[Collected data entries]
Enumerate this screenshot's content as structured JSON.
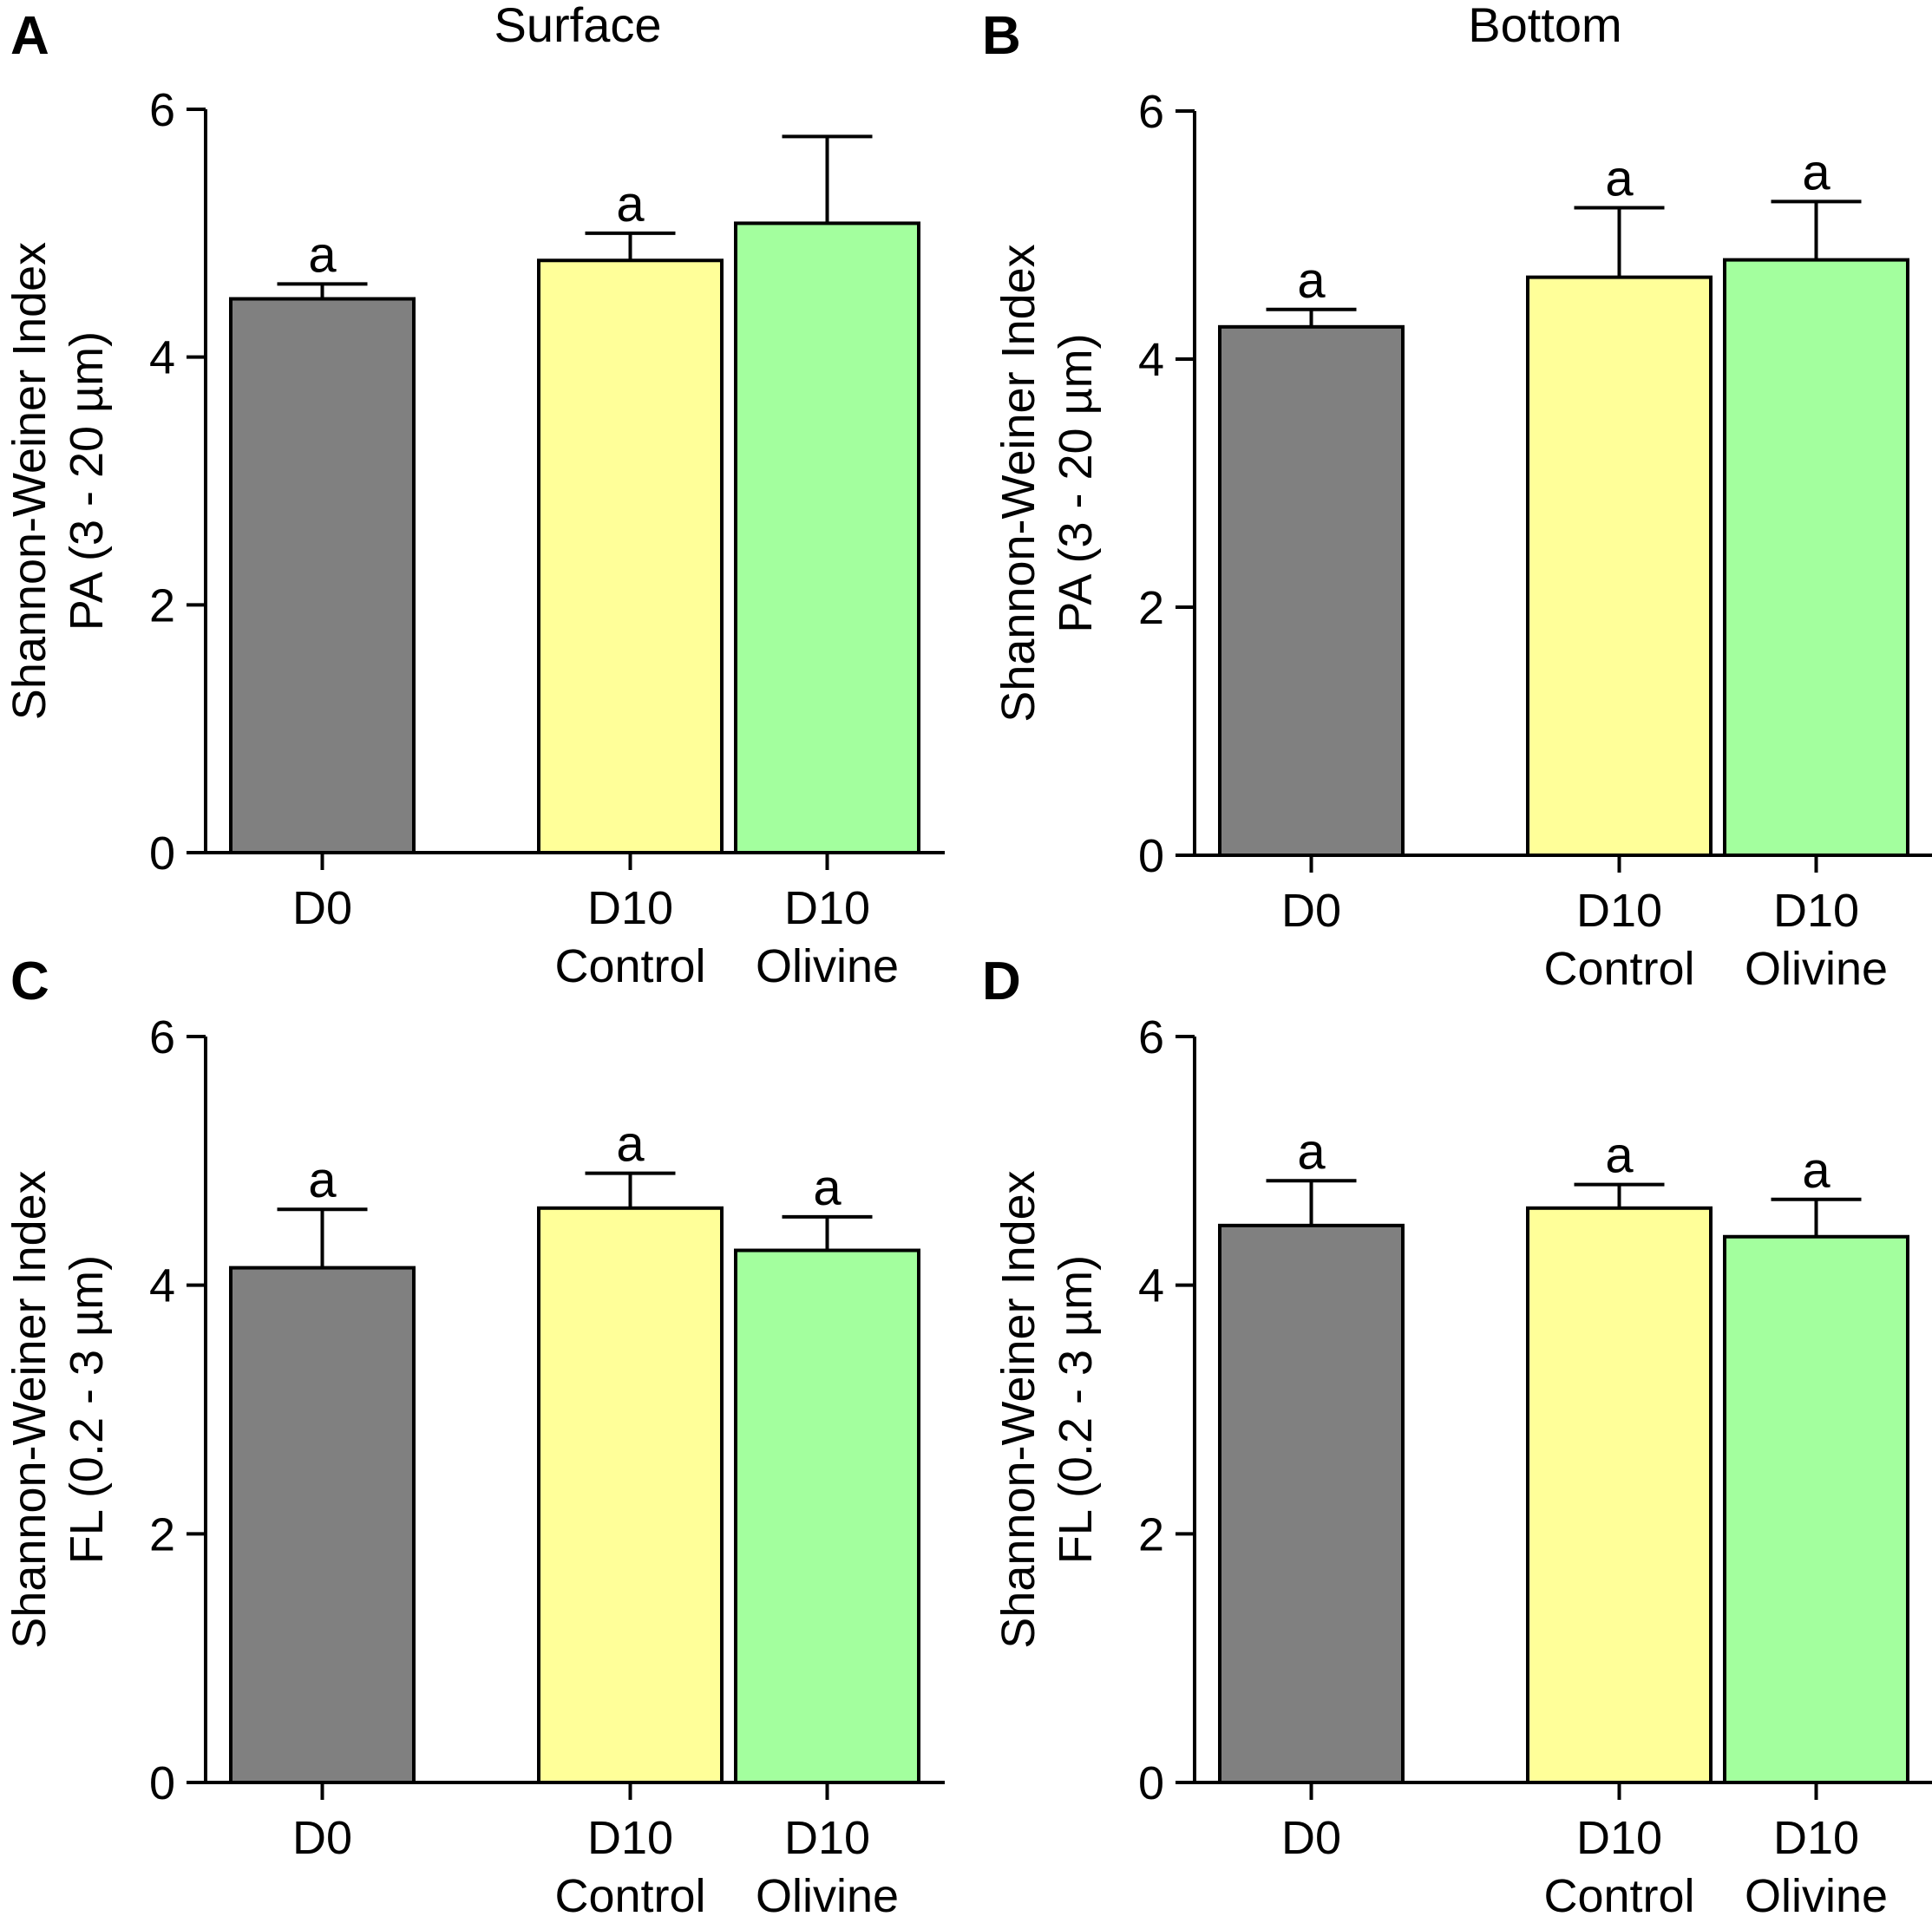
{
  "figure": {
    "column_titles": [
      "Surface",
      "Bottom"
    ]
  },
  "colors": {
    "D0": "#808080",
    "D10 Control": "#ffff99",
    "D10 Olivine": "#a3ff9e",
    "axis": "#000000"
  },
  "chart_data": [
    {
      "panel": "A",
      "type": "bar",
      "title": "Surface",
      "ylabel": [
        "Shannon-Weiner Index",
        "PA (3 - 20 µm)"
      ],
      "ylim": [
        0,
        6
      ],
      "yticks": [
        "0",
        "2",
        "4",
        "6"
      ],
      "categories": [
        [
          "D0"
        ],
        [
          "D10",
          "Control"
        ],
        [
          "D10",
          "Olivine"
        ]
      ],
      "values": [
        4.47,
        4.78,
        5.08
      ],
      "errors": [
        0.12,
        0.22,
        0.7
      ],
      "significance": [
        "a",
        "a",
        ""
      ]
    },
    {
      "panel": "B",
      "type": "bar",
      "title": "Bottom",
      "ylabel": [
        "Shannon-Weiner Index",
        "PA (3 - 20 µm)"
      ],
      "ylim": [
        0,
        6
      ],
      "yticks": [
        "0",
        "2",
        "4",
        "6"
      ],
      "categories": [
        [
          "D0"
        ],
        [
          "D10",
          "Control"
        ],
        [
          "D10",
          "Olivine"
        ]
      ],
      "values": [
        4.26,
        4.66,
        4.8
      ],
      "errors": [
        0.14,
        0.56,
        0.47
      ],
      "significance": [
        "a",
        "a",
        "a"
      ]
    },
    {
      "panel": "C",
      "type": "bar",
      "title": "",
      "ylabel": [
        "Shannon-Weiner Index",
        "FL (0.2 - 3 µm)"
      ],
      "ylim": [
        0,
        6
      ],
      "yticks": [
        "0",
        "2",
        "4",
        "6"
      ],
      "categories": [
        [
          "D0"
        ],
        [
          "D10",
          "Control"
        ],
        [
          "D10",
          "Olivine"
        ]
      ],
      "values": [
        4.14,
        4.62,
        4.28
      ],
      "errors": [
        0.47,
        0.28,
        0.27
      ],
      "significance": [
        "a",
        "a",
        "a"
      ]
    },
    {
      "panel": "D",
      "type": "bar",
      "title": "",
      "ylabel": [
        "Shannon-Weiner Index",
        "FL (0.2 - 3 µm)"
      ],
      "ylim": [
        0,
        6
      ],
      "yticks": [
        "0",
        "2",
        "4",
        "6"
      ],
      "categories": [
        [
          "D0"
        ],
        [
          "D10",
          "Control"
        ],
        [
          "D10",
          "Olivine"
        ]
      ],
      "values": [
        4.48,
        4.62,
        4.39
      ],
      "errors": [
        0.36,
        0.19,
        0.3
      ],
      "significance": [
        "a",
        "a",
        "a"
      ]
    }
  ]
}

Goal of the exercise: Write out the full listing verbatim, excluding its pictures.

Task output:
Enumerate this screenshot's content as structured JSON.
{
  "figure": {
    "column_titles": [
      "Surface",
      "Bottom"
    ]
  },
  "colors": {
    "D0": "#808080",
    "D10 Control": "#ffff99",
    "D10 Olivine": "#a3ff9e",
    "axis": "#000000"
  },
  "chart_data": [
    {
      "panel": "A",
      "type": "bar",
      "title": "Surface",
      "ylabel": [
        "Shannon-Weiner Index",
        "PA (3 - 20 µm)"
      ],
      "ylim": [
        0,
        6
      ],
      "yticks": [
        "0",
        "2",
        "4",
        "6"
      ],
      "categories": [
        [
          "D0"
        ],
        [
          "D10",
          "Control"
        ],
        [
          "D10",
          "Olivine"
        ]
      ],
      "values": [
        4.47,
        4.78,
        5.08
      ],
      "errors": [
        0.12,
        0.22,
        0.7
      ],
      "significance": [
        "a",
        "a",
        ""
      ]
    },
    {
      "panel": "B",
      "type": "bar",
      "title": "Bottom",
      "ylabel": [
        "Shannon-Weiner Index",
        "PA (3 - 20 µm)"
      ],
      "ylim": [
        0,
        6
      ],
      "yticks": [
        "0",
        "2",
        "4",
        "6"
      ],
      "categories": [
        [
          "D0"
        ],
        [
          "D10",
          "Control"
        ],
        [
          "D10",
          "Olivine"
        ]
      ],
      "values": [
        4.26,
        4.66,
        4.8
      ],
      "errors": [
        0.14,
        0.56,
        0.47
      ],
      "significance": [
        "a",
        "a",
        "a"
      ]
    },
    {
      "panel": "C",
      "type": "bar",
      "title": "",
      "ylabel": [
        "Shannon-Weiner Index",
        "FL (0.2 - 3 µm)"
      ],
      "ylim": [
        0,
        6
      ],
      "yticks": [
        "0",
        "2",
        "4",
        "6"
      ],
      "categories": [
        [
          "D0"
        ],
        [
          "D10",
          "Control"
        ],
        [
          "D10",
          "Olivine"
        ]
      ],
      "values": [
        4.14,
        4.62,
        4.28
      ],
      "errors": [
        0.47,
        0.28,
        0.27
      ],
      "significance": [
        "a",
        "a",
        "a"
      ]
    },
    {
      "panel": "D",
      "type": "bar",
      "title": "",
      "ylabel": [
        "Shannon-Weiner Index",
        "FL (0.2 - 3 µm)"
      ],
      "ylim": [
        0,
        6
      ],
      "yticks": [
        "0",
        "2",
        "4",
        "6"
      ],
      "categories": [
        [
          "D0"
        ],
        [
          "D10",
          "Control"
        ],
        [
          "D10",
          "Olivine"
        ]
      ],
      "values": [
        4.48,
        4.62,
        4.39
      ],
      "errors": [
        0.36,
        0.19,
        0.3
      ],
      "significance": [
        "a",
        "a",
        "a"
      ]
    }
  ]
}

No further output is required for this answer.